◆ Instruction ◆
Copy the entries below exactly. Images do not belong in the copy.

══════════════════════════════

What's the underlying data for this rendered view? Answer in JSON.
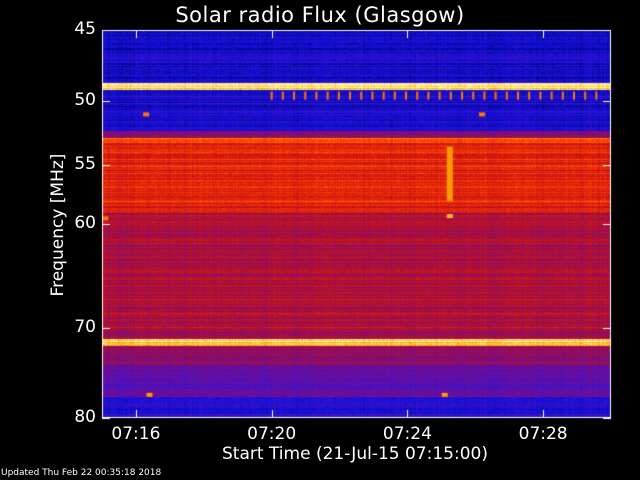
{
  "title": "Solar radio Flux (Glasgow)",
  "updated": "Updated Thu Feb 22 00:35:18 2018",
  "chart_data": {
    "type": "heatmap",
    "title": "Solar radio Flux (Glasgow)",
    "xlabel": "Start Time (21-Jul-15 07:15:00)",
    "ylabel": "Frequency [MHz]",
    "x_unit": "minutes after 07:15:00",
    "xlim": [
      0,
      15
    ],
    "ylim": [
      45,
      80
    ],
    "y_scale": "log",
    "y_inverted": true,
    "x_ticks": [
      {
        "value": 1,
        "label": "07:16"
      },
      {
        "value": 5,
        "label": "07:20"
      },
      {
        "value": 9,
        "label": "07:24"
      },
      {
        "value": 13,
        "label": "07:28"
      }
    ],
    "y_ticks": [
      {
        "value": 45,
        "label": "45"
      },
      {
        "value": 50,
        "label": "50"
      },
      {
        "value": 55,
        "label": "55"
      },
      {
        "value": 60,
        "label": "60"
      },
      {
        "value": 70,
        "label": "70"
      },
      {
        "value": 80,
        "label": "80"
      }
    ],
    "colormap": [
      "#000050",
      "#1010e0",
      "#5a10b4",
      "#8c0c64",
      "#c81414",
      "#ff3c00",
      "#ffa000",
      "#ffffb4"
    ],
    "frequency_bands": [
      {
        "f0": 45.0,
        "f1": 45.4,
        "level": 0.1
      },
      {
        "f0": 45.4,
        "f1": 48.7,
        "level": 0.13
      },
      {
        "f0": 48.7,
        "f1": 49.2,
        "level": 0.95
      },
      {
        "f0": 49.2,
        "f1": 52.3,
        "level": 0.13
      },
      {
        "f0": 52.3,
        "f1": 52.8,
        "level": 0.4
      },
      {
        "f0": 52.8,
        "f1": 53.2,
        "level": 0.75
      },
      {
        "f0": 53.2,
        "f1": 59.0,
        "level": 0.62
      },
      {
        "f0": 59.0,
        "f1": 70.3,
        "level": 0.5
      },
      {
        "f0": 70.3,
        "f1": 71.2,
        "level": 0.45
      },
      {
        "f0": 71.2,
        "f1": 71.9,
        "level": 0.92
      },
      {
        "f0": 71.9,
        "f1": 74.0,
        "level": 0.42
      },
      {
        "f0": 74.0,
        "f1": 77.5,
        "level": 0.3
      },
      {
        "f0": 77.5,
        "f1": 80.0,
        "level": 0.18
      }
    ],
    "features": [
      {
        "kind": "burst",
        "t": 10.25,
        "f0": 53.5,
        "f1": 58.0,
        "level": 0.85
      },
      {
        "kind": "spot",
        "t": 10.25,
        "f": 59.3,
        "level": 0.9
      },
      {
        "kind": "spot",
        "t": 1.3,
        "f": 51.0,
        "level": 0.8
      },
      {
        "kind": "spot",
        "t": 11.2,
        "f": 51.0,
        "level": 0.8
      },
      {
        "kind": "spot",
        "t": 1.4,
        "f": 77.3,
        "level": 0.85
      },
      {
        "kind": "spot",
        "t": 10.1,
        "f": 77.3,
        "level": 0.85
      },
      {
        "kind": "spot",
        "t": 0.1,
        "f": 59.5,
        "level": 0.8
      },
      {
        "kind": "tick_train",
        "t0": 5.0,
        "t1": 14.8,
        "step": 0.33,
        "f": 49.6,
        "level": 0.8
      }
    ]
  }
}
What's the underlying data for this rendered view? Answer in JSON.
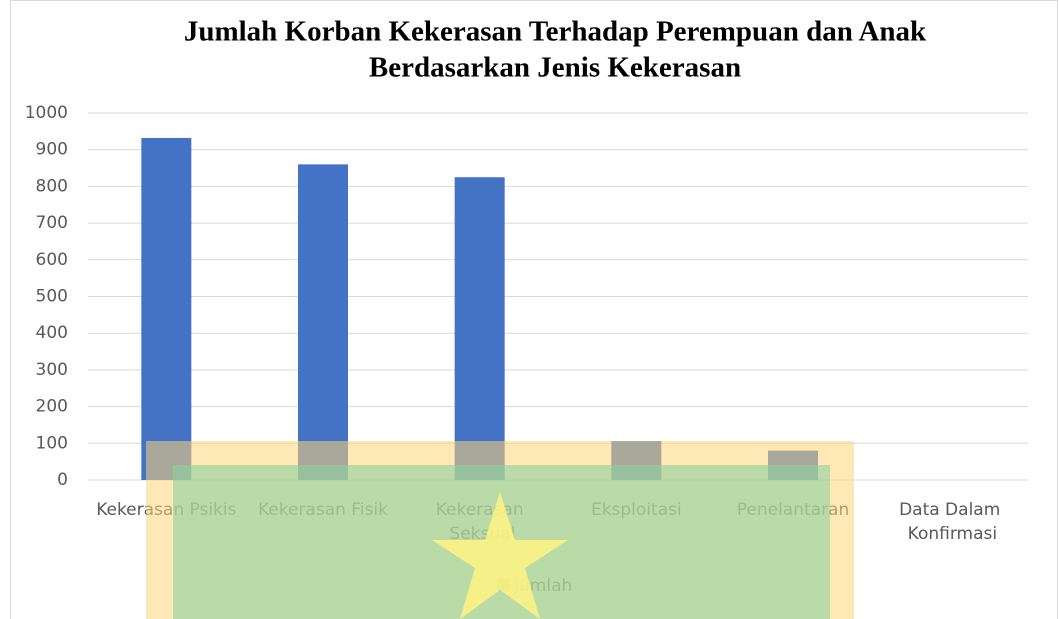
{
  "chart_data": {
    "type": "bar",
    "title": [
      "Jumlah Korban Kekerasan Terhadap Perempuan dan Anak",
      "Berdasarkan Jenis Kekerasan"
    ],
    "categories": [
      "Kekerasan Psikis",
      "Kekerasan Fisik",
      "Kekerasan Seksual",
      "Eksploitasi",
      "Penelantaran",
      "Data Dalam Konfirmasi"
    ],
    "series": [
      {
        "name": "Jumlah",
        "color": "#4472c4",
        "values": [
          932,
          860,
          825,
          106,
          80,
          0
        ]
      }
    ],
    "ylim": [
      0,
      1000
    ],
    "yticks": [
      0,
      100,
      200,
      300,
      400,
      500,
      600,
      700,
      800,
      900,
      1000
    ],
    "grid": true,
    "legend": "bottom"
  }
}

══════════════════════════════

◆ The output ◆
What's the underlying data for this rendered view? Answer in JSON.
{
  "title": "Solar radio Flux (Glasgow)",
  "updated": "Updated Thu Feb 22 00:35:18 2018",
  "chart_data": {
    "type": "heatmap",
    "title": "Solar radio Flux (Glasgow)",
    "xlabel": "Start Time (21-Jul-15 07:15:00)",
    "ylabel": "Frequency [MHz]",
    "x_unit": "minutes after 07:15:00",
    "xlim": [
      0,
      15
    ],
    "ylim": [
      45,
      80
    ],
    "y_scale": "log",
    "y_inverted": true,
    "x_ticks": [
      {
        "value": 1,
        "label": "07:16"
      },
      {
        "value": 5,
        "label": "07:20"
      },
      {
        "value": 9,
        "label": "07:24"
      },
      {
        "value": 13,
        "label": "07:28"
      }
    ],
    "y_ticks": [
      {
        "value": 45,
        "label": "45"
      },
      {
        "value": 50,
        "label": "50"
      },
      {
        "value": 55,
        "label": "55"
      },
      {
        "value": 60,
        "label": "60"
      },
      {
        "value": 70,
        "label": "70"
      },
      {
        "value": 80,
        "label": "80"
      }
    ],
    "colormap": [
      "#000050",
      "#1010e0",
      "#5a10b4",
      "#8c0c64",
      "#c81414",
      "#ff3c00",
      "#ffa000",
      "#ffffb4"
    ],
    "frequency_bands": [
      {
        "f0": 45.0,
        "f1": 45.4,
        "level": 0.1
      },
      {
        "f0": 45.4,
        "f1": 48.7,
        "level": 0.13
      },
      {
        "f0": 48.7,
        "f1": 49.2,
        "level": 0.95
      },
      {
        "f0": 49.2,
        "f1": 52.3,
        "level": 0.13
      },
      {
        "f0": 52.3,
        "f1": 52.8,
        "level": 0.4
      },
      {
        "f0": 52.8,
        "f1": 53.2,
        "level": 0.75
      },
      {
        "f0": 53.2,
        "f1": 59.0,
        "level": 0.62
      },
      {
        "f0": 59.0,
        "f1": 70.3,
        "level": 0.5
      },
      {
        "f0": 70.3,
        "f1": 71.2,
        "level": 0.45
      },
      {
        "f0": 71.2,
        "f1": 71.9,
        "level": 0.92
      },
      {
        "f0": 71.9,
        "f1": 74.0,
        "level": 0.42
      },
      {
        "f0": 74.0,
        "f1": 77.5,
        "level": 0.3
      },
      {
        "f0": 77.5,
        "f1": 80.0,
        "level": 0.18
      }
    ],
    "features": [
      {
        "kind": "burst",
        "t": 10.25,
        "f0": 53.5,
        "f1": 58.0,
        "level": 0.85
      },
      {
        "kind": "spot",
        "t": 10.25,
        "f": 59.3,
        "level": 0.9
      },
      {
        "kind": "spot",
        "t": 1.3,
        "f": 51.0,
        "level": 0.8
      },
      {
        "kind": "spot",
        "t": 11.2,
        "f": 51.0,
        "level": 0.8
      },
      {
        "kind": "spot",
        "t": 1.4,
        "f": 77.3,
        "level": 0.85
      },
      {
        "kind": "spot",
        "t": 10.1,
        "f": 77.3,
        "level": 0.85
      },
      {
        "kind": "spot",
        "t": 0.1,
        "f": 59.5,
        "level": 0.8
      },
      {
        "kind": "tick_train",
        "t0": 5.0,
        "t1": 14.8,
        "step": 0.33,
        "f": 49.6,
        "level": 0.8
      }
    ]
  }
}
What's the underlying data for this rendered view? Answer in JSON.
{
  "chart_data": {
    "type": "bar",
    "title": [
      "Jumlah Korban Kekerasan Terhadap Perempuan dan Anak",
      "Berdasarkan Jenis Kekerasan"
    ],
    "categories": [
      "Kekerasan Psikis",
      "Kekerasan Fisik",
      "Kekerasan Seksual",
      "Eksploitasi",
      "Penelantaran",
      "Data Dalam Konfirmasi"
    ],
    "series": [
      {
        "name": "Jumlah",
        "color": "#4472c4",
        "values": [
          932,
          860,
          825,
          106,
          80,
          0
        ]
      }
    ],
    "ylim": [
      0,
      1000
    ],
    "yticks": [
      0,
      100,
      200,
      300,
      400,
      500,
      600,
      700,
      800,
      900,
      1000
    ],
    "grid": true,
    "legend": "bottom"
  }
}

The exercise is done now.